◆ Task ◆
Your task is to print all of the material verbatim.

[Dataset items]
○ ○ ○ ○ ○

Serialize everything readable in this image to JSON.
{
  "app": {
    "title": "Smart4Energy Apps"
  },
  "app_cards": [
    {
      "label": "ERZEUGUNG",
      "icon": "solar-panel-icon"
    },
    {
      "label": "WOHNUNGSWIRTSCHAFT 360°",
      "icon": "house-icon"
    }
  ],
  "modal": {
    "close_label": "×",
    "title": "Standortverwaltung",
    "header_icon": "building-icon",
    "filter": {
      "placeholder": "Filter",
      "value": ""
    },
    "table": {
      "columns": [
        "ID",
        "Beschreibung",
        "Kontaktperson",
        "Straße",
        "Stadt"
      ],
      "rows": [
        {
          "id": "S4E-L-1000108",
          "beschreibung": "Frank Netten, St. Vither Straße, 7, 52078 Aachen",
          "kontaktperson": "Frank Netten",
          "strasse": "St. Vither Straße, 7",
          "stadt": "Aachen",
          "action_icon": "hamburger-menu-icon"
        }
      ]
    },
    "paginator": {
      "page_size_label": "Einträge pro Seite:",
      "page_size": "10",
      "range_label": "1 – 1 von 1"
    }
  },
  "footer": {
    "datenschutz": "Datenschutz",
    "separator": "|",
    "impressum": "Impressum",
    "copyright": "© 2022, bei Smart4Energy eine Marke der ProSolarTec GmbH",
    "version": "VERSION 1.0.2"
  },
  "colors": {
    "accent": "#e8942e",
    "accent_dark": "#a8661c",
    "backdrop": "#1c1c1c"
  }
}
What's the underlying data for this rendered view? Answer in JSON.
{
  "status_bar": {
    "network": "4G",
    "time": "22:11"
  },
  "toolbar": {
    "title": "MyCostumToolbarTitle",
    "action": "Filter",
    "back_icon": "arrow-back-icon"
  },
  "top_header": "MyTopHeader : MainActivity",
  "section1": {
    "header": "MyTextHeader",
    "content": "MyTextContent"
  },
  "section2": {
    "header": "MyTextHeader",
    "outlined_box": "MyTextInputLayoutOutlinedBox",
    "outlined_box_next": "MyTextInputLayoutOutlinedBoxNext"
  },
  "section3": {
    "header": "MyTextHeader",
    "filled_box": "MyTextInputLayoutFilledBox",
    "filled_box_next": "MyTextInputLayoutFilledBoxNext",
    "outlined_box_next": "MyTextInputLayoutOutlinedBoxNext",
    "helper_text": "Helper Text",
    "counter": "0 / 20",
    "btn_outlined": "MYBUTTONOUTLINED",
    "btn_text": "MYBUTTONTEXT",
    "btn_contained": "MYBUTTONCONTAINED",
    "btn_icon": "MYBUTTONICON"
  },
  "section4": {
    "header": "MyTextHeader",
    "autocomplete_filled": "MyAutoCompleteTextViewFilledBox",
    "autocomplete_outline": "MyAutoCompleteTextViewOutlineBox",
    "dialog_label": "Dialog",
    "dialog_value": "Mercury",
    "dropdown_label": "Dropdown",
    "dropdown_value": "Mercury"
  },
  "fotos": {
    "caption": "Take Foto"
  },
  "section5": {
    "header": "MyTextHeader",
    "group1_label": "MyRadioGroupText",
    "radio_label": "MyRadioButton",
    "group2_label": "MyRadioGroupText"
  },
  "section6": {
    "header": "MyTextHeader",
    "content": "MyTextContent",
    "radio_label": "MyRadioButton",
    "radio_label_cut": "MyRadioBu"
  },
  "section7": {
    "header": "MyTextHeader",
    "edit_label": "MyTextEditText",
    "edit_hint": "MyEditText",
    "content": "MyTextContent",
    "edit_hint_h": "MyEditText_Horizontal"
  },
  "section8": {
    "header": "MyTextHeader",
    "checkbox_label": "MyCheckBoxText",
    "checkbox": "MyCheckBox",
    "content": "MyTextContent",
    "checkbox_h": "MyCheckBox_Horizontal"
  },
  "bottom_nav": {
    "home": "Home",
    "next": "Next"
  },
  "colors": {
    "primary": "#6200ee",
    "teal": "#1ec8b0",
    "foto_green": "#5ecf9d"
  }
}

○ ○ ○ ○ ○

◆ Response for this exercise ◆
Serialize everything readable in this image to JSON.
{
  "app": {
    "title": "Smart4Energy Apps"
  },
  "app_cards": [
    {
      "label": "ERZEUGUNG",
      "icon": "solar-panel-icon"
    },
    {
      "label": "WOHNUNGSWIRTSCHAFT 360°",
      "icon": "house-icon"
    }
  ],
  "modal": {
    "close_label": "×",
    "title": "Standortverwaltung",
    "header_icon": "building-icon",
    "filter": {
      "placeholder": "Filter",
      "value": ""
    },
    "table": {
      "columns": [
        "ID",
        "Beschreibung",
        "Kontaktperson",
        "Straße",
        "Stadt"
      ],
      "rows": [
        {
          "id": "S4E-L-1000108",
          "beschreibung": "Frank Netten, St. Vither Straße, 7, 52078 Aachen",
          "kontaktperson": "Frank Netten",
          "strasse": "St. Vither Straße, 7",
          "stadt": "Aachen",
          "action_icon": "hamburger-menu-icon"
        }
      ]
    },
    "paginator": {
      "page_size_label": "Einträge pro Seite:",
      "page_size": "10",
      "range_label": "1 – 1 von 1"
    }
  },
  "footer": {
    "datenschutz": "Datenschutz",
    "separator": "|",
    "impressum": "Impressum",
    "copyright": "© 2022, bei Smart4Energy eine Marke der ProSolarTec GmbH",
    "version": "VERSION 1.0.2"
  },
  "colors": {
    "accent": "#e8942e",
    "accent_dark": "#a8661c",
    "backdrop": "#1c1c1c"
  }
}
What's the underlying data for this rendered view? Answer in JSON.
{
  "status_bar": {
    "network": "4G",
    "time": "22:11"
  },
  "toolbar": {
    "title": "MyCostumToolbarTitle",
    "action": "Filter",
    "back_icon": "arrow-back-icon"
  },
  "top_header": "MyTopHeader : MainActivity",
  "section1": {
    "header": "MyTextHeader",
    "content": "MyTextContent"
  },
  "section2": {
    "header": "MyTextHeader",
    "outlined_box": "MyTextInputLayoutOutlinedBox",
    "outlined_box_next": "MyTextInputLayoutOutlinedBoxNext"
  },
  "section3": {
    "header": "MyTextHeader",
    "filled_box": "MyTextInputLayoutFilledBox",
    "filled_box_next": "MyTextInputLayoutFilledBoxNext",
    "outlined_box_next": "MyTextInputLayoutOutlinedBoxNext",
    "helper_text": "Helper Text",
    "counter": "0 / 20",
    "btn_outlined": "MYBUTTONOUTLINED",
    "btn_text": "MYBUTTONTEXT",
    "btn_contained": "MYBUTTONCONTAINED",
    "btn_icon": "MYBUTTONICON"
  },
  "section4": {
    "header": "MyTextHeader",
    "autocomplete_filled": "MyAutoCompleteTextViewFilledBox",
    "autocomplete_outline": "MyAutoCompleteTextViewOutlineBox",
    "dialog_label": "Dialog",
    "dialog_value": "Mercury",
    "dropdown_label": "Dropdown",
    "dropdown_value": "Mercury"
  },
  "fotos": {
    "caption": "Take Foto"
  },
  "section5": {
    "header": "MyTextHeader",
    "group1_label": "MyRadioGroupText",
    "radio_label": "MyRadioButton",
    "group2_label": "MyRadioGroupText"
  },
  "section6": {
    "header": "MyTextHeader",
    "content": "MyTextContent",
    "radio_label": "MyRadioButton",
    "radio_label_cut": "MyRadioBu"
  },
  "section7": {
    "header": "MyTextHeader",
    "edit_label": "MyTextEditText",
    "edit_hint": "MyEditText",
    "content": "MyTextContent",
    "edit_hint_h": "MyEditText_Horizontal"
  },
  "section8": {
    "header": "MyTextHeader",
    "checkbox_label": "MyCheckBoxText",
    "checkbox": "MyCheckBox",
    "content": "MyTextContent",
    "checkbox_h": "MyCheckBox_Horizontal"
  },
  "bottom_nav": {
    "home": "Home",
    "next": "Next"
  },
  "colors": {
    "primary": "#6200ee",
    "teal": "#1ec8b0",
    "foto_green": "#5ecf9d"
  }
}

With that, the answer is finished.